(Figure collection entries)

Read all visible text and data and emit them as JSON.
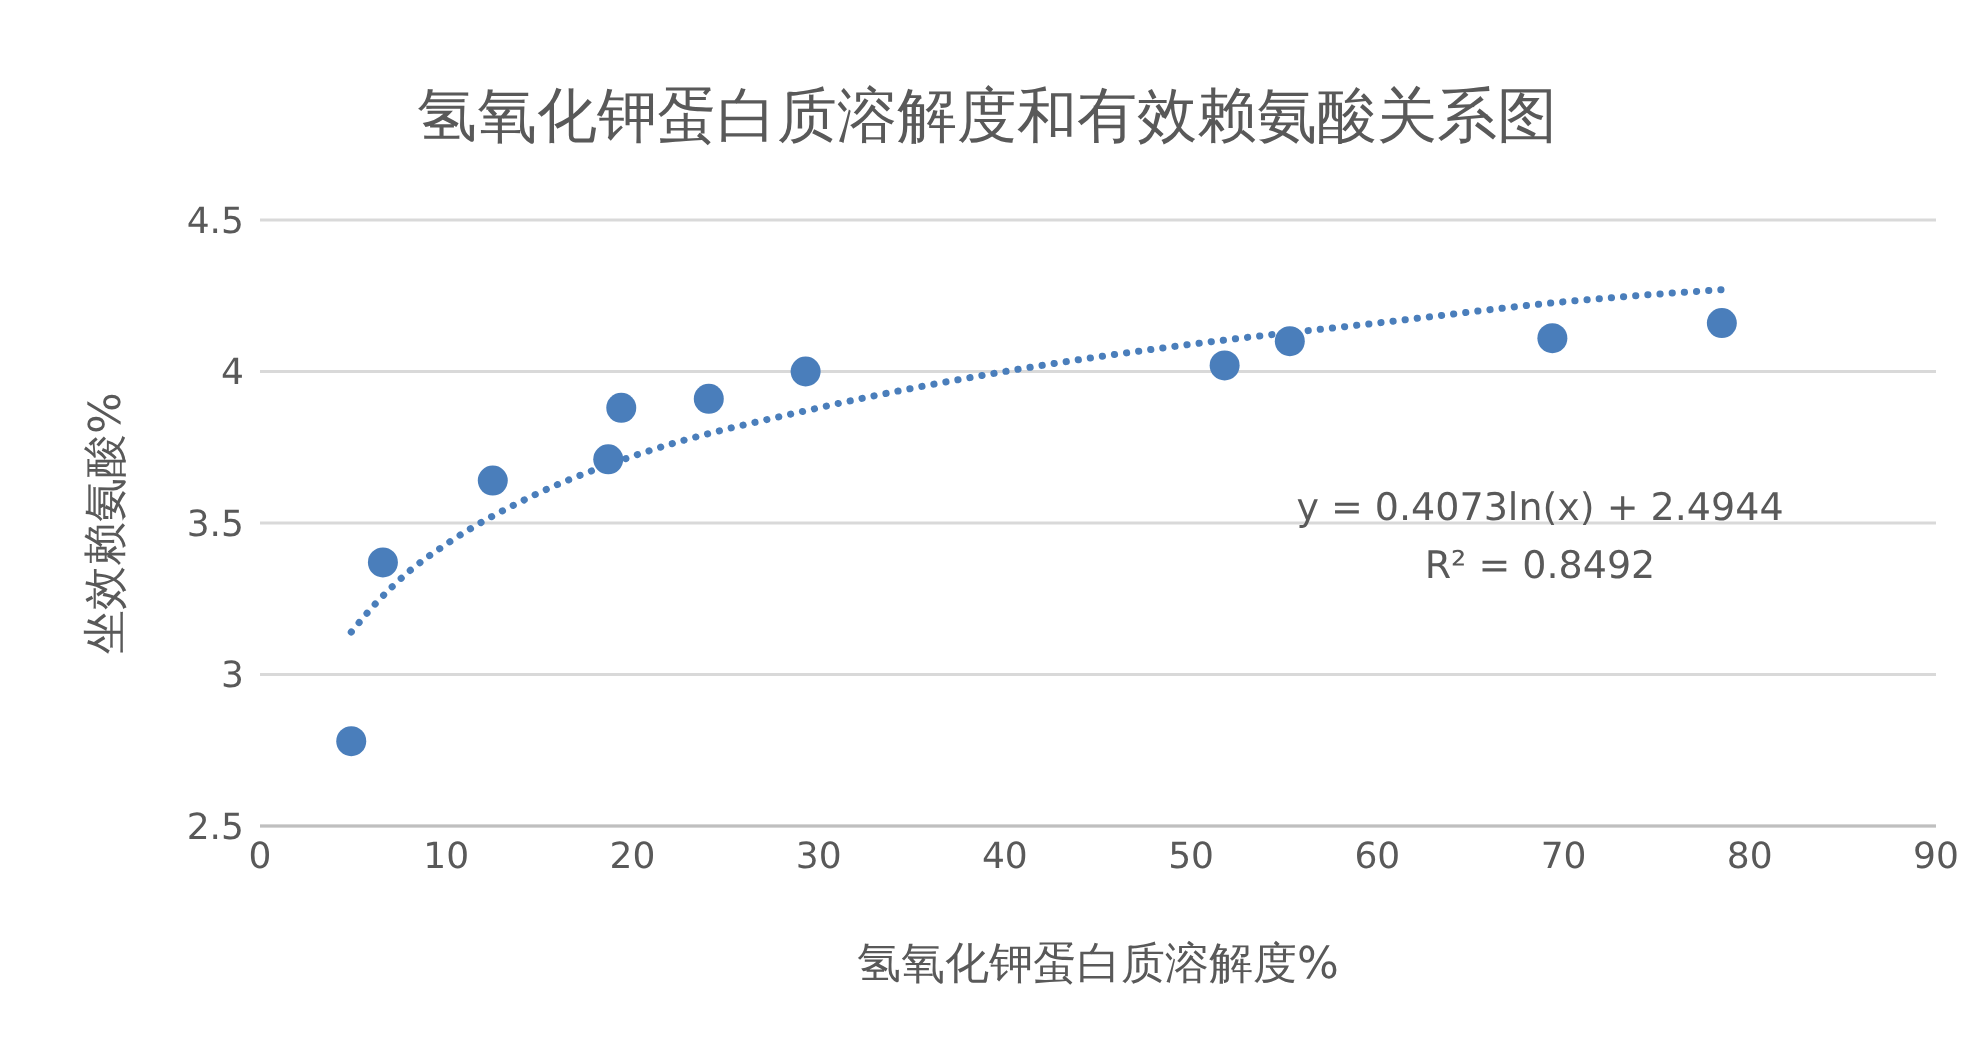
{
  "chart_data": {
    "type": "scatter",
    "title": "氢氧化钾蛋白质溶解度和有效赖氨酸关系图",
    "xlabel": "氢氧化钾蛋白质溶解度%",
    "ylabel": "坐效赖氨酸%",
    "annotations": [
      "y = 0.4073ln(x) + 2.4944",
      "R² = 0.8492"
    ],
    "xlim": [
      0,
      90
    ],
    "xticks": [
      0,
      10,
      20,
      30,
      40,
      50,
      60,
      70,
      80,
      90
    ],
    "ylim": [
      2.5,
      4.5
    ],
    "yticks": [
      2.5,
      3,
      3.5,
      4,
      4.5
    ],
    "grid": "y",
    "marker": "circle",
    "series": [
      {
        "type": "scatter",
        "color": "#4a7ebb",
        "x": [
          4.9,
          6.6,
          12.5,
          18.7,
          19.4,
          24.1,
          29.3,
          51.8,
          55.3,
          69.4,
          78.5
        ],
        "values": [
          2.78,
          3.37,
          3.64,
          3.71,
          3.88,
          3.91,
          4.0,
          4.02,
          4.1,
          4.11,
          4.16
        ]
      },
      {
        "type": "line",
        "color": "#4a7ebb",
        "marker": "none",
        "line_style": "dotted",
        "x": [
          4.9,
          6,
          8,
          10,
          15,
          20,
          30,
          40,
          50,
          60,
          70,
          78.5
        ],
        "values": [
          3.14,
          3.22,
          3.34,
          3.43,
          3.6,
          3.72,
          3.88,
          4.0,
          4.09,
          4.16,
          4.23,
          4.27
        ]
      }
    ]
  }
}
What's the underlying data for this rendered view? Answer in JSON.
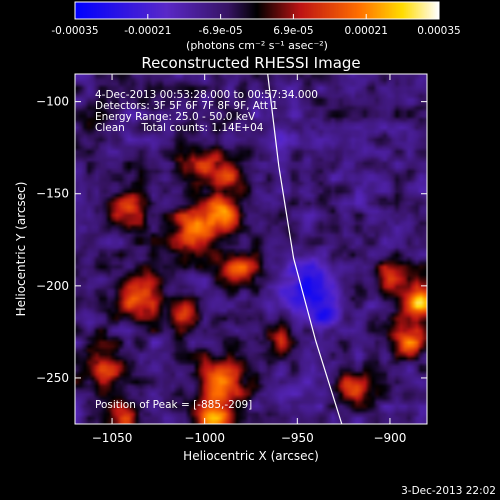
{
  "colorbar": {
    "tick_labels": [
      "-0.00035",
      "-0.00021",
      "-6.9e-05",
      "6.9e-05",
      "0.00021",
      "0.00035"
    ],
    "range": [
      -0.00035,
      0.00035
    ],
    "unit_label": "(photons cm⁻² s⁻¹ asec⁻²)"
  },
  "chart_data": {
    "type": "heatmap",
    "title": "Reconstructed RHESSI Image",
    "xlabel": "Heliocentric X (arcsec)",
    "ylabel": "Heliocentric Y (arcsec)",
    "xlim": [
      -1070,
      -880
    ],
    "ylim": [
      -275,
      -85
    ],
    "x_ticks": [
      -1050,
      -1000,
      -950,
      -900
    ],
    "y_ticks": [
      -100,
      -150,
      -200,
      -250
    ],
    "x_tick_labels": [
      "−1050",
      "−1000",
      "−950",
      "−900"
    ],
    "y_tick_labels": [
      "−100",
      "−150",
      "−200",
      "−250"
    ],
    "annotations": {
      "time": "4-Dec-2013 00:53:28.000 to 00:57:34.000",
      "detectors": "Detectors: 3F 5F 6F 7F 8F 9F, Att 1",
      "energy": "Energy Range: 25.0 - 50.0 keV",
      "clean": "Clean     Total counts: 1.14E+04",
      "peak": "Position of Peak = [-885,-209]"
    },
    "peak_position": [
      -885,
      -209
    ],
    "limb_curve": [
      [
        -966,
        -85
      ],
      [
        -960,
        -135
      ],
      [
        -952,
        -185
      ],
      [
        -940,
        -230
      ],
      [
        -926,
        -275
      ]
    ],
    "blobs": [
      {
        "x": -1000,
        "y": -135,
        "w": 12,
        "v": 0.55
      },
      {
        "x": -985,
        "y": -140,
        "w": 8,
        "v": 0.45
      },
      {
        "x": -1040,
        "y": -158,
        "w": 11,
        "v": 0.55
      },
      {
        "x": -1005,
        "y": -170,
        "w": 14,
        "v": 0.8
      },
      {
        "x": -990,
        "y": -160,
        "w": 10,
        "v": 0.7
      },
      {
        "x": -980,
        "y": -190,
        "w": 10,
        "v": 0.65
      },
      {
        "x": -1035,
        "y": -205,
        "w": 12,
        "v": 0.8
      },
      {
        "x": -1010,
        "y": -215,
        "w": 9,
        "v": 0.55
      },
      {
        "x": -885,
        "y": -209,
        "w": 10,
        "v": 1.0
      },
      {
        "x": -890,
        "y": -230,
        "w": 9,
        "v": 0.7
      },
      {
        "x": -900,
        "y": -195,
        "w": 8,
        "v": 0.5
      },
      {
        "x": -1055,
        "y": -245,
        "w": 12,
        "v": 0.6
      },
      {
        "x": -990,
        "y": -250,
        "w": 12,
        "v": 0.85
      },
      {
        "x": -995,
        "y": -270,
        "w": 10,
        "v": 0.9
      },
      {
        "x": -1045,
        "y": -272,
        "w": 10,
        "v": 0.55
      },
      {
        "x": -960,
        "y": -230,
        "w": 8,
        "v": 0.45
      },
      {
        "x": -920,
        "y": -255,
        "w": 9,
        "v": 0.55
      },
      {
        "x": -945,
        "y": -200,
        "w": 14,
        "v": -0.6
      },
      {
        "x": -935,
        "y": -215,
        "w": 10,
        "v": -0.45
      },
      {
        "x": -960,
        "y": -120,
        "w": 10,
        "v": -0.25
      },
      {
        "x": -1060,
        "y": -110,
        "w": 10,
        "v": 0.25
      }
    ]
  },
  "footer": {
    "timestamp": "3-Dec-2013 22:02"
  }
}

**To be done**
Transcribe all entries above exactly. Drop the pictures.

**Correct output**
Read all visible text and data and emit them as JSON.
{
  "chart_data": {
    "type": "scatter",
    "title": "氢氧化钾蛋白质溶解度和有效赖氨酸关系图",
    "xlabel": "氢氧化钾蛋白质溶解度%",
    "ylabel": "坐效赖氨酸%",
    "annotations": [
      "y = 0.4073ln(x) + 2.4944",
      "R² = 0.8492"
    ],
    "xlim": [
      0,
      90
    ],
    "xticks": [
      0,
      10,
      20,
      30,
      40,
      50,
      60,
      70,
      80,
      90
    ],
    "ylim": [
      2.5,
      4.5
    ],
    "yticks": [
      2.5,
      3,
      3.5,
      4,
      4.5
    ],
    "grid": "y",
    "marker": "circle",
    "series": [
      {
        "type": "scatter",
        "color": "#4a7ebb",
        "x": [
          4.9,
          6.6,
          12.5,
          18.7,
          19.4,
          24.1,
          29.3,
          51.8,
          55.3,
          69.4,
          78.5
        ],
        "values": [
          2.78,
          3.37,
          3.64,
          3.71,
          3.88,
          3.91,
          4.0,
          4.02,
          4.1,
          4.11,
          4.16
        ]
      },
      {
        "type": "line",
        "color": "#4a7ebb",
        "marker": "none",
        "line_style": "dotted",
        "x": [
          4.9,
          6,
          8,
          10,
          15,
          20,
          30,
          40,
          50,
          60,
          70,
          78.5
        ],
        "values": [
          3.14,
          3.22,
          3.34,
          3.43,
          3.6,
          3.72,
          3.88,
          4.0,
          4.09,
          4.16,
          4.23,
          4.27
        ]
      }
    ]
  }
}
What's the underlying data for this rendered view? Answer in JSON.
{
  "colorbar": {
    "tick_labels": [
      "-0.00035",
      "-0.00021",
      "-6.9e-05",
      "6.9e-05",
      "0.00021",
      "0.00035"
    ],
    "range": [
      -0.00035,
      0.00035
    ],
    "unit_label": "(photons cm⁻² s⁻¹ asec⁻²)"
  },
  "chart_data": {
    "type": "heatmap",
    "title": "Reconstructed RHESSI Image",
    "xlabel": "Heliocentric X (arcsec)",
    "ylabel": "Heliocentric Y (arcsec)",
    "xlim": [
      -1070,
      -880
    ],
    "ylim": [
      -275,
      -85
    ],
    "x_ticks": [
      -1050,
      -1000,
      -950,
      -900
    ],
    "y_ticks": [
      -100,
      -150,
      -200,
      -250
    ],
    "x_tick_labels": [
      "−1050",
      "−1000",
      "−950",
      "−900"
    ],
    "y_tick_labels": [
      "−100",
      "−150",
      "−200",
      "−250"
    ],
    "annotations": {
      "time": "4-Dec-2013 00:53:28.000 to 00:57:34.000",
      "detectors": "Detectors: 3F 5F 6F 7F 8F 9F, Att 1",
      "energy": "Energy Range: 25.0 - 50.0 keV",
      "clean": "Clean     Total counts: 1.14E+04",
      "peak": "Position of Peak = [-885,-209]"
    },
    "peak_position": [
      -885,
      -209
    ],
    "limb_curve": [
      [
        -966,
        -85
      ],
      [
        -960,
        -135
      ],
      [
        -952,
        -185
      ],
      [
        -940,
        -230
      ],
      [
        -926,
        -275
      ]
    ],
    "blobs": [
      {
        "x": -1000,
        "y": -135,
        "w": 12,
        "v": 0.55
      },
      {
        "x": -985,
        "y": -140,
        "w": 8,
        "v": 0.45
      },
      {
        "x": -1040,
        "y": -158,
        "w": 11,
        "v": 0.55
      },
      {
        "x": -1005,
        "y": -170,
        "w": 14,
        "v": 0.8
      },
      {
        "x": -990,
        "y": -160,
        "w": 10,
        "v": 0.7
      },
      {
        "x": -980,
        "y": -190,
        "w": 10,
        "v": 0.65
      },
      {
        "x": -1035,
        "y": -205,
        "w": 12,
        "v": 0.8
      },
      {
        "x": -1010,
        "y": -215,
        "w": 9,
        "v": 0.55
      },
      {
        "x": -885,
        "y": -209,
        "w": 10,
        "v": 1.0
      },
      {
        "x": -890,
        "y": -230,
        "w": 9,
        "v": 0.7
      },
      {
        "x": -900,
        "y": -195,
        "w": 8,
        "v": 0.5
      },
      {
        "x": -1055,
        "y": -245,
        "w": 12,
        "v": 0.6
      },
      {
        "x": -990,
        "y": -250,
        "w": 12,
        "v": 0.85
      },
      {
        "x": -995,
        "y": -270,
        "w": 10,
        "v": 0.9
      },
      {
        "x": -1045,
        "y": -272,
        "w": 10,
        "v": 0.55
      },
      {
        "x": -960,
        "y": -230,
        "w": 8,
        "v": 0.45
      },
      {
        "x": -920,
        "y": -255,
        "w": 9,
        "v": 0.55
      },
      {
        "x": -945,
        "y": -200,
        "w": 14,
        "v": -0.6
      },
      {
        "x": -935,
        "y": -215,
        "w": 10,
        "v": -0.45
      },
      {
        "x": -960,
        "y": -120,
        "w": 10,
        "v": -0.25
      },
      {
        "x": -1060,
        "y": -110,
        "w": 10,
        "v": 0.25
      }
    ]
  },
  "footer": {
    "timestamp": "3-Dec-2013 22:02"
  }
}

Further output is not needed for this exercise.